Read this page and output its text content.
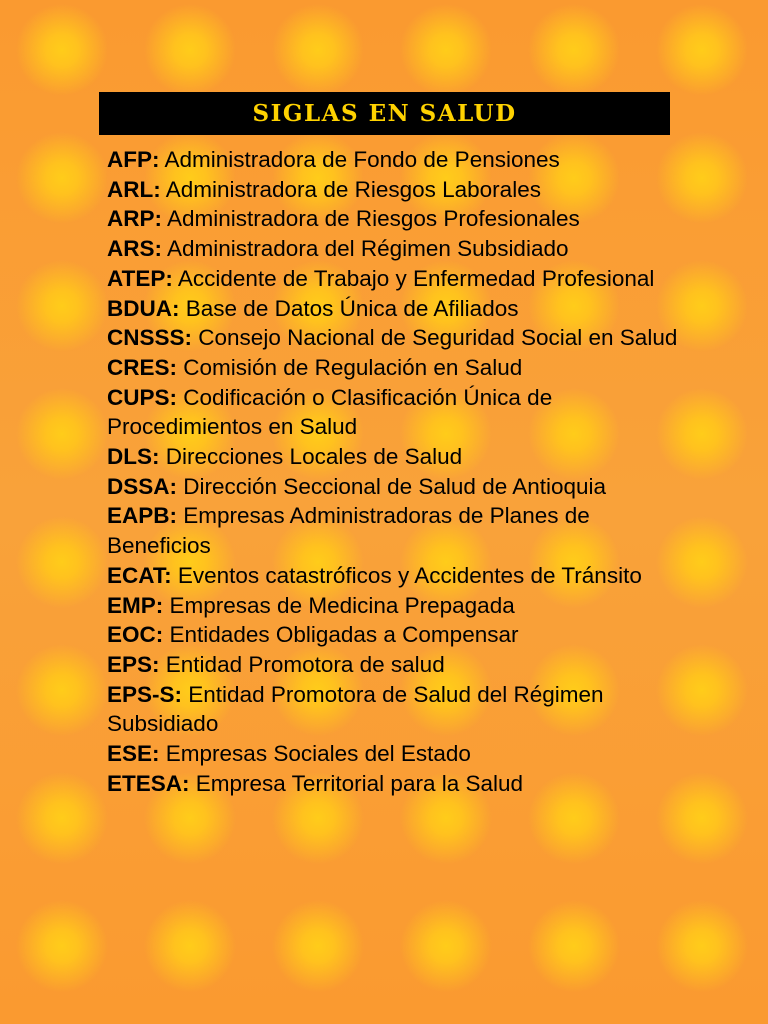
SIGLAS EN SALUD
AFP: Administradora de Fondo de Pensiones
ARL: Administradora de Riesgos Laborales
ARP: Administradora de Riesgos Profesionales
ARS: Administradora del Régimen Subsidiado
ATEP: Accidente de Trabajo y Enfermedad Profesional
BDUA: Base de Datos Única de Afiliados
CNSSS: Consejo Nacional de Seguridad Social en Salud
CRES: Comisión de Regulación en Salud
CUPS: Codificación o Clasificación Única de Procedimientos en Salud
DLS: Direcciones Locales de Salud
DSSA: Dirección Seccional de Salud de Antioquia
EAPB: Empresas Administradoras de Planes de Beneficios
ECAT: Eventos catastróficos y Accidentes de Tránsito
EMP: Empresas de Medicina Prepagada
EOC: Entidades Obligadas a Compensar
EPS: Entidad Promotora de salud
EPS-S: Entidad Promotora de Salud del Régimen Subsidiado
ESE: Empresas Sociales del Estado
ETESA: Empresa Territorial para la Salud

= = = = = = =

Required work:
Search the entries for the string "Promotora" and collect each line that has it.

Written solution:
EPS: Entidad Promotora de salud
EPS-S: Entidad Promotora de Salud del Régimen Subsidiado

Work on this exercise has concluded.